__Instructions to follow__: Copy all of the records below verbatim.

__Listed records__:
-.-.-
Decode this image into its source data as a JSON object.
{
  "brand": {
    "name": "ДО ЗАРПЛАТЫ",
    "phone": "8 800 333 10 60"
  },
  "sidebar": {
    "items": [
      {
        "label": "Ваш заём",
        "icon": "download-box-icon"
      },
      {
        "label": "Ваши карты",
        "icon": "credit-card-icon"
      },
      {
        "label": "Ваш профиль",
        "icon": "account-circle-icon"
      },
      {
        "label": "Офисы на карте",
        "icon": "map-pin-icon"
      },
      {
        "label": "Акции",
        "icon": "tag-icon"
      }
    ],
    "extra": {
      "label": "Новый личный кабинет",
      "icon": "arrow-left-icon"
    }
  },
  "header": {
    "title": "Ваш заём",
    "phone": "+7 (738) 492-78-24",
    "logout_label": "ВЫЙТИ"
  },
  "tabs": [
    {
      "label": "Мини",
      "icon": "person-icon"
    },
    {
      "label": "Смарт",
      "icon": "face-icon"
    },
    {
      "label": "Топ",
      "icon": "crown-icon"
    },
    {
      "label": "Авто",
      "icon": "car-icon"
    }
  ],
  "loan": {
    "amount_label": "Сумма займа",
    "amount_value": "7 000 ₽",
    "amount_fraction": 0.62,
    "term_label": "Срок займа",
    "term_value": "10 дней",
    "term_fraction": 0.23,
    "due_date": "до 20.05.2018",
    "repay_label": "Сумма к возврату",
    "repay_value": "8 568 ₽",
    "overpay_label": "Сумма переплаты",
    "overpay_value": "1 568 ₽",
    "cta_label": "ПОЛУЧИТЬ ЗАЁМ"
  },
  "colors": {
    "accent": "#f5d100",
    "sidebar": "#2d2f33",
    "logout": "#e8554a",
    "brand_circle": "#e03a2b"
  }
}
-.-.-
__Complete output__:
Decode this image into its source data as a JSON object.
{
  "brand": {
    "name": "ДО ЗАРПЛАТЫ",
    "phone": "8 800 333 10 60"
  },
  "sidebar": {
    "items": [
      {
        "label": "Ваш заём",
        "icon": "download-box-icon"
      },
      {
        "label": "Ваши карты",
        "icon": "credit-card-icon"
      },
      {
        "label": "Ваш профиль",
        "icon": "account-circle-icon"
      },
      {
        "label": "Офисы на карте",
        "icon": "map-pin-icon"
      },
      {
        "label": "Акции",
        "icon": "tag-icon"
      }
    ],
    "extra": {
      "label": "Новый личный кабинет",
      "icon": "arrow-left-icon"
    }
  },
  "header": {
    "title": "Ваш заём",
    "phone": "+7 (738) 492-78-24",
    "logout_label": "ВЫЙТИ"
  },
  "tabs": [
    {
      "label": "Мини",
      "icon": "person-icon"
    },
    {
      "label": "Смарт",
      "icon": "face-icon"
    },
    {
      "label": "Топ",
      "icon": "crown-icon"
    },
    {
      "label": "Авто",
      "icon": "car-icon"
    }
  ],
  "loan": {
    "amount_label": "Сумма займа",
    "amount_value": "7 000 ₽",
    "amount_fraction": 0.62,
    "term_label": "Срок займа",
    "term_value": "10 дней",
    "term_fraction": 0.23,
    "due_date": "до 20.05.2018",
    "repay_label": "Сумма к возврату",
    "repay_value": "8 568 ₽",
    "overpay_label": "Сумма переплаты",
    "overpay_value": "1 568 ₽",
    "cta_label": "ПОЛУЧИТЬ ЗАЁМ"
  },
  "colors": {
    "accent": "#f5d100",
    "sidebar": "#2d2f33",
    "logout": "#e8554a",
    "brand_circle": "#e03a2b"
  }
}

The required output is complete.